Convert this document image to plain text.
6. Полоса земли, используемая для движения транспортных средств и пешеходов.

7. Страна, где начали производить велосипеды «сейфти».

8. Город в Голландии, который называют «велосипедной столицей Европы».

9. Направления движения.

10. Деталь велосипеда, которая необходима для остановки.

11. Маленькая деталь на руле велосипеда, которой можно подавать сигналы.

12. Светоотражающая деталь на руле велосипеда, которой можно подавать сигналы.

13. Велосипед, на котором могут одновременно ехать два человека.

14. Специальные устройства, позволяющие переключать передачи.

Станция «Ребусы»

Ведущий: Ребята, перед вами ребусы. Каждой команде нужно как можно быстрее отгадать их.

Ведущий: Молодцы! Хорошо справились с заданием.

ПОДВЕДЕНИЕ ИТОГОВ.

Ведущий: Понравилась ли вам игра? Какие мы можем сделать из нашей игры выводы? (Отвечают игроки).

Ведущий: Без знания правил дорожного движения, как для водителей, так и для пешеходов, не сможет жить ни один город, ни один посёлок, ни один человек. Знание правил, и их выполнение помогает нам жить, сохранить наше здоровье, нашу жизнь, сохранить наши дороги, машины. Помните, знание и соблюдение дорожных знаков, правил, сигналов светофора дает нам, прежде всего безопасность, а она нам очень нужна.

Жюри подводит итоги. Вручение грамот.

- - - -

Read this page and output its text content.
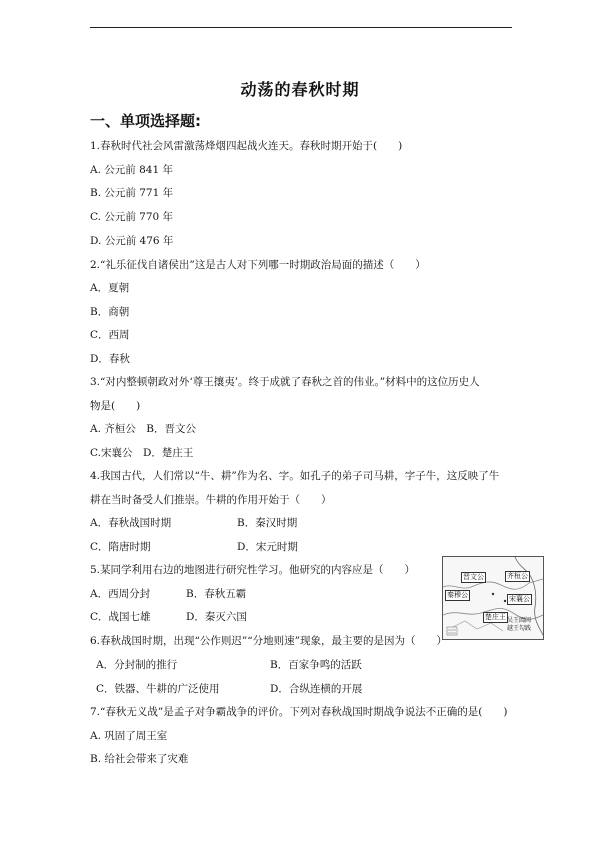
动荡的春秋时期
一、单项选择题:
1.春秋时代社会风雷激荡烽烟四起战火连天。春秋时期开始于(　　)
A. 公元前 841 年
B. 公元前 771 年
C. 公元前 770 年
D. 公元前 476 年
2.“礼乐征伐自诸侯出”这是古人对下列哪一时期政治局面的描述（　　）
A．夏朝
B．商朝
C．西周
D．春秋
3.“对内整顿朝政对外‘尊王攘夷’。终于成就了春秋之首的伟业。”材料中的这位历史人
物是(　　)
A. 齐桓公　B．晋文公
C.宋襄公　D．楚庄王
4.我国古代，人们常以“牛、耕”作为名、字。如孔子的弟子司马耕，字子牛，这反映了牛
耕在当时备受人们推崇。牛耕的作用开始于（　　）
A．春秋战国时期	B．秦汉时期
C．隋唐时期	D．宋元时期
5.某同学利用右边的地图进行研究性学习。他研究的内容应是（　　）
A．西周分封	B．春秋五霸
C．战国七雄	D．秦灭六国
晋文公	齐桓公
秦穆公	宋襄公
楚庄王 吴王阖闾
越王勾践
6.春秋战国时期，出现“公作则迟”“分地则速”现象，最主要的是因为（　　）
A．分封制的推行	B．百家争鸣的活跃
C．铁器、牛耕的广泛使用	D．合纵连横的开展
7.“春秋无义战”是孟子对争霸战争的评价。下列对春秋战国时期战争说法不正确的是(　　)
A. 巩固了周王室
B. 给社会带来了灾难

- - - -

▶ _Task description_: In the records above, tally the lines where the word "this" appears, and give the number and nothing else.

▶ _Worked solution_: 2